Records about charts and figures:
** START **
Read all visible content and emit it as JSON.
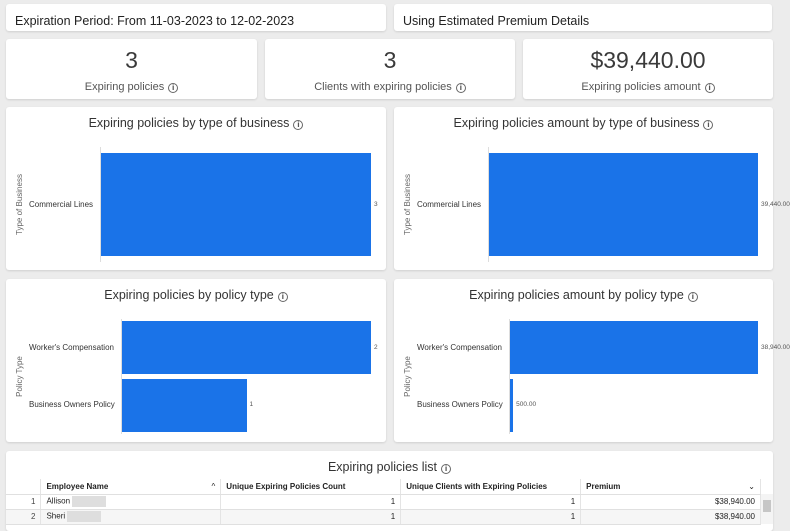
{
  "filters": {
    "expiration_period": "Expiration Period: From 11-03-2023 to 12-02-2023",
    "premium_mode": "Using Estimated Premium Details"
  },
  "kpis": [
    {
      "value": "3",
      "label": "Expiring policies"
    },
    {
      "value": "3",
      "label": "Clients with expiring policies"
    },
    {
      "value": "$39,440.00",
      "label": "Expiring policies amount"
    }
  ],
  "info_glyph": "i",
  "charts": [
    {
      "title": "Expiring policies by type of business",
      "axis_title": "Type of Business",
      "chart_data": {
        "type": "bar",
        "orientation": "horizontal",
        "categories": [
          "Commercial Lines"
        ],
        "values": [
          3
        ],
        "value_labels": [
          "3"
        ],
        "xlim": [
          0,
          3
        ]
      }
    },
    {
      "title": "Expiring policies amount by type of business",
      "axis_title": "Type of Business",
      "chart_data": {
        "type": "bar",
        "orientation": "horizontal",
        "categories": [
          "Commercial Lines"
        ],
        "values": [
          39440
        ],
        "value_labels": [
          "39,440.00"
        ],
        "xlim": [
          0,
          39440
        ]
      }
    },
    {
      "title": "Expiring policies by policy type",
      "axis_title": "Policy Type",
      "chart_data": {
        "type": "bar",
        "orientation": "horizontal",
        "categories": [
          "Worker's Compensation",
          "Business Owners Policy"
        ],
        "values": [
          2,
          1
        ],
        "value_labels": [
          "2",
          "1"
        ],
        "xlim": [
          0,
          2
        ]
      }
    },
    {
      "title": "Expiring policies amount by policy type",
      "axis_title": "Policy Type",
      "chart_data": {
        "type": "bar",
        "orientation": "horizontal",
        "categories": [
          "Worker's Compensation",
          "Business Owners Policy"
        ],
        "values": [
          38940,
          500
        ],
        "value_labels": [
          "38,940.00",
          "500.00"
        ],
        "xlim": [
          0,
          38940
        ]
      }
    }
  ],
  "table": {
    "title": "Expiring policies list",
    "columns": [
      "Employee Name",
      "Unique Expiring Policies Count",
      "Unique Clients with Expiring Policies",
      "Premium"
    ],
    "sort_up_icon": "^",
    "sort_down_icon": "⌄",
    "rows": [
      {
        "idx": "1",
        "name": "Allison",
        "count": "1",
        "clients": "1",
        "premium": "$38,940.00"
      },
      {
        "idx": "2",
        "name": "Sheri",
        "count": "1",
        "clients": "1",
        "premium": "$38,940.00"
      }
    ]
  }
}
** END **
Copy out the entries verbatim and leave the images out.

__Worked answer__.
Read all visible content and emit it as JSON.
{
  "filters": {
    "expiration_period": "Expiration Period: From 11-03-2023 to 12-02-2023",
    "premium_mode": "Using Estimated Premium Details"
  },
  "kpis": [
    {
      "value": "3",
      "label": "Expiring policies"
    },
    {
      "value": "3",
      "label": "Clients with expiring policies"
    },
    {
      "value": "$39,440.00",
      "label": "Expiring policies amount"
    }
  ],
  "info_glyph": "i",
  "charts": [
    {
      "title": "Expiring policies by type of business",
      "axis_title": "Type of Business",
      "chart_data": {
        "type": "bar",
        "orientation": "horizontal",
        "categories": [
          "Commercial Lines"
        ],
        "values": [
          3
        ],
        "value_labels": [
          "3"
        ],
        "xlim": [
          0,
          3
        ]
      }
    },
    {
      "title": "Expiring policies amount by type of business",
      "axis_title": "Type of Business",
      "chart_data": {
        "type": "bar",
        "orientation": "horizontal",
        "categories": [
          "Commercial Lines"
        ],
        "values": [
          39440
        ],
        "value_labels": [
          "39,440.00"
        ],
        "xlim": [
          0,
          39440
        ]
      }
    },
    {
      "title": "Expiring policies by policy type",
      "axis_title": "Policy Type",
      "chart_data": {
        "type": "bar",
        "orientation": "horizontal",
        "categories": [
          "Worker's Compensation",
          "Business Owners Policy"
        ],
        "values": [
          2,
          1
        ],
        "value_labels": [
          "2",
          "1"
        ],
        "xlim": [
          0,
          2
        ]
      }
    },
    {
      "title": "Expiring policies amount by policy type",
      "axis_title": "Policy Type",
      "chart_data": {
        "type": "bar",
        "orientation": "horizontal",
        "categories": [
          "Worker's Compensation",
          "Business Owners Policy"
        ],
        "values": [
          38940,
          500
        ],
        "value_labels": [
          "38,940.00",
          "500.00"
        ],
        "xlim": [
          0,
          38940
        ]
      }
    }
  ],
  "table": {
    "title": "Expiring policies list",
    "columns": [
      "Employee Name",
      "Unique Expiring Policies Count",
      "Unique Clients with Expiring Policies",
      "Premium"
    ],
    "sort_up_icon": "^",
    "sort_down_icon": "⌄",
    "rows": [
      {
        "idx": "1",
        "name": "Allison",
        "count": "1",
        "clients": "1",
        "premium": "$38,940.00"
      },
      {
        "idx": "2",
        "name": "Sheri",
        "count": "1",
        "clients": "1",
        "premium": "$38,940.00"
      }
    ]
  }
}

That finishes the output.